Pull every line that holds the word "wave" from the entries.

(Entries taken from a collection)
★ ★ ★

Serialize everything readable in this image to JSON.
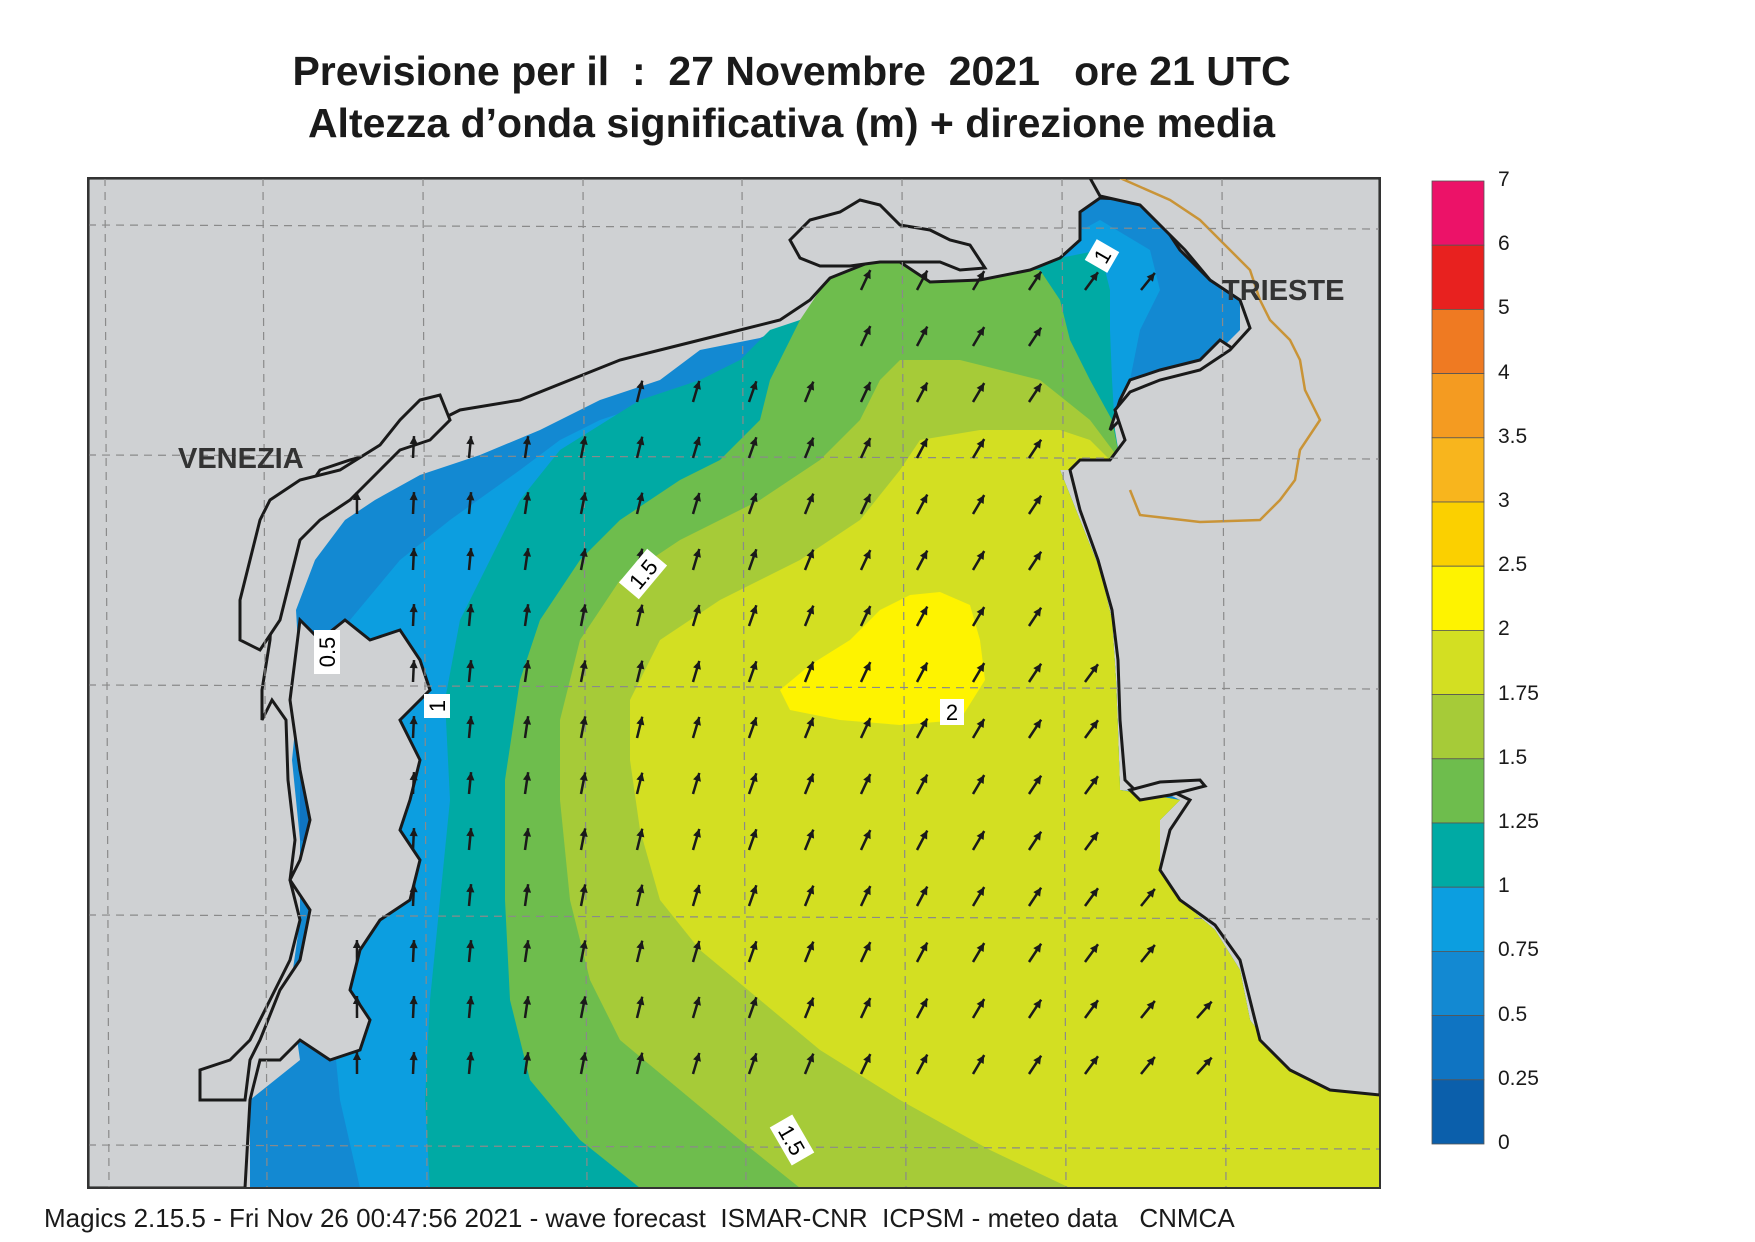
{
  "title": {
    "line1": "Previsione per il  :  27 Novembre  2021   ore 21 UTC",
    "line2": "Altezza d’onda significativa (m) + direzione media"
  },
  "places": {
    "venezia": "VENEZIA",
    "trieste": "TRIESTE"
  },
  "contour_labels": [
    "0.5",
    "1",
    "1.5",
    "2",
    "1.5",
    "1"
  ],
  "legend": {
    "values": [
      "7",
      "6",
      "5",
      "4",
      "3.5",
      "3",
      "2.5",
      "2",
      "1.75",
      "1.5",
      "1.25",
      "1",
      "0.75",
      "0.5",
      "0.25",
      "0"
    ],
    "colors": [
      "#ec1268",
      "#e8211f",
      "#ef7a22",
      "#f49b21",
      "#f8b51d",
      "#fbd000",
      "#fef300",
      "#d3df22",
      "#a6cb38",
      "#6ebd4d",
      "#00aaa4",
      "#0c9ee0",
      "#1389d2",
      "#0f74c2",
      "#0b5fab"
    ]
  },
  "colors": {
    "land": "#cfd1d3",
    "frame": "#333333",
    "coast": "#1a1a1a",
    "border": "#c99437",
    "arrow": "#1a1a1a"
  },
  "arrows": {
    "description_icon": "wave-direction-arrow-icon"
  },
  "footer": "Magics 2.15.5 - Fri Nov 26 00:47:56 2021 - wave forecast  ISMAR-CNR  ICPSM - meteo data   CNMCA"
}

★ ★ ★

__ANSWER FOR THIS EXERCISE__
    "description_icon": "wave-direction-arrow-icon"
  "footer": "Magics 2.15.5 - Fri Nov 26 00:47:56 2021 - wave forecast  ISMAR-CNR  ICPSM - meteo data   CNMCA"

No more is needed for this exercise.